* BEGIN SOURCE DATA *

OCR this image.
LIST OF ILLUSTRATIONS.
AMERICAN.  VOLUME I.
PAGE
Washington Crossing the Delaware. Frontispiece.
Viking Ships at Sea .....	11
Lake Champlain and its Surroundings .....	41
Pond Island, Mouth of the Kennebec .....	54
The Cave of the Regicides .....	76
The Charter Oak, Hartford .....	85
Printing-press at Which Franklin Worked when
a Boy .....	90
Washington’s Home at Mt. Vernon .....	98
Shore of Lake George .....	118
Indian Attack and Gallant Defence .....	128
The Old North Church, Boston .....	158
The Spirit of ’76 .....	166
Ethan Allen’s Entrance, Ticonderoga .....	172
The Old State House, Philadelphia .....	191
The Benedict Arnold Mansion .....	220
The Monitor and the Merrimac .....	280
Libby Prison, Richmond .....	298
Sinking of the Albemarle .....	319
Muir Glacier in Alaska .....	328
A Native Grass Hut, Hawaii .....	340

* END SOURCE DATA *

WHAT TO PRODUCE:
Every line above should be printed again exactly as it stands.

OUTPUT FOR THIS EXERCISE:
OCR this image.
LIST OF ILLUSTRATIONS.
AMERICAN.  VOLUME I.
PAGE
Washington Crossing the Delaware. Frontispiece.
Viking Ships at Sea .....	11
Lake Champlain and its Surroundings .....	41
Pond Island, Mouth of the Kennebec .....	54
The Cave of the Regicides .....	76
The Charter Oak, Hartford .....	85
Printing-press at Which Franklin Worked when
a Boy .....	90
Washington’s Home at Mt. Vernon .....	98
Shore of Lake George .....	118
Indian Attack and Gallant Defence .....	128
The Old North Church, Boston .....	158
The Spirit of ’76 .....	166
Ethan Allen’s Entrance, Ticonderoga .....	172
The Old State House, Philadelphia .....	191
The Benedict Arnold Mansion .....	220
The Monitor and the Merrimac .....	280
Libby Prison, Richmond .....	298
Sinking of the Albemarle .....	319
Muir Glacier in Alaska .....	328
A Native Grass Hut, Hawaii .....	340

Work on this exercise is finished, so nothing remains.